___ Record excerpts ___

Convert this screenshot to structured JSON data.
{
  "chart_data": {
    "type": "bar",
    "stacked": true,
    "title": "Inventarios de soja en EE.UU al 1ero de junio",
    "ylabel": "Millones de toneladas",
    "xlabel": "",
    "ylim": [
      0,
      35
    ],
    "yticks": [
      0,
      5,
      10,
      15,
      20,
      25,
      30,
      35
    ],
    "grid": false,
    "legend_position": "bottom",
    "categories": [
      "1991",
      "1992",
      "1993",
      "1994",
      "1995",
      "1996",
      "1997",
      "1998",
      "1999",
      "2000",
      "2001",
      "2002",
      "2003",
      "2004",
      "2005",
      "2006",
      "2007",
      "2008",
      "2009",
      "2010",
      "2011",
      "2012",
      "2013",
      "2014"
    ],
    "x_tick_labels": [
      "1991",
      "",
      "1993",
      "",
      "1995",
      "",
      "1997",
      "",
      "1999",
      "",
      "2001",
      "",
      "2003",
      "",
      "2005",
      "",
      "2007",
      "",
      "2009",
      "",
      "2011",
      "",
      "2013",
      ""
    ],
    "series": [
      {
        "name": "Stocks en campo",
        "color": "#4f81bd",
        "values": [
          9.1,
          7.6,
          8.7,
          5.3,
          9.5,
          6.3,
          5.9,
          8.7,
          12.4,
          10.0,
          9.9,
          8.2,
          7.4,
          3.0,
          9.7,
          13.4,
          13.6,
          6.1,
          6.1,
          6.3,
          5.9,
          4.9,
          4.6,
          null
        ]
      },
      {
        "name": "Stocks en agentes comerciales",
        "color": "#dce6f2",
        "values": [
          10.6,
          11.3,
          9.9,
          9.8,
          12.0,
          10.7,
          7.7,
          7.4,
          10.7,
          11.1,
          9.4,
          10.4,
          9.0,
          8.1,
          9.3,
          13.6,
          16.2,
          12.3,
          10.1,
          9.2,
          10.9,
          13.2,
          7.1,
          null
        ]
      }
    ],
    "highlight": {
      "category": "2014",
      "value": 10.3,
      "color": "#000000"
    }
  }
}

___

■ **Stated task**: Each record above should be restated word for word.

■ **Expected answer**:
Convert this screenshot to structured JSON data.
{
  "chart_data": {
    "type": "bar",
    "stacked": true,
    "title": "Inventarios de soja en EE.UU al 1ero de junio",
    "ylabel": "Millones de toneladas",
    "xlabel": "",
    "ylim": [
      0,
      35
    ],
    "yticks": [
      0,
      5,
      10,
      15,
      20,
      25,
      30,
      35
    ],
    "grid": false,
    "legend_position": "bottom",
    "categories": [
      "1991",
      "1992",
      "1993",
      "1994",
      "1995",
      "1996",
      "1997",
      "1998",
      "1999",
      "2000",
      "2001",
      "2002",
      "2003",
      "2004",
      "2005",
      "2006",
      "2007",
      "2008",
      "2009",
      "2010",
      "2011",
      "2012",
      "2013",
      "2014"
    ],
    "x_tick_labels": [
      "1991",
      "",
      "1993",
      "",
      "1995",
      "",
      "1997",
      "",
      "1999",
      "",
      "2001",
      "",
      "2003",
      "",
      "2005",
      "",
      "2007",
      "",
      "2009",
      "",
      "2011",
      "",
      "2013",
      ""
    ],
    "series": [
      {
        "name": "Stocks en campo",
        "color": "#4f81bd",
        "values": [
          9.1,
          7.6,
          8.7,
          5.3,
          9.5,
          6.3,
          5.9,
          8.7,
          12.4,
          10.0,
          9.9,
          8.2,
          7.4,
          3.0,
          9.7,
          13.4,
          13.6,
          6.1,
          6.1,
          6.3,
          5.9,
          4.9,
          4.6,
          null
        ]
      },
      {
        "name": "Stocks en agentes comerciales",
        "color": "#dce6f2",
        "values": [
          10.6,
          11.3,
          9.9,
          9.8,
          12.0,
          10.7,
          7.7,
          7.4,
          10.7,
          11.1,
          9.4,
          10.4,
          9.0,
          8.1,
          9.3,
          13.6,
          16.2,
          12.3,
          10.1,
          9.2,
          10.9,
          13.2,
          7.1,
          null
        ]
      }
    ],
    "highlight": {
      "category": "2014",
      "value": 10.3,
      "color": "#000000"
    }
  }
}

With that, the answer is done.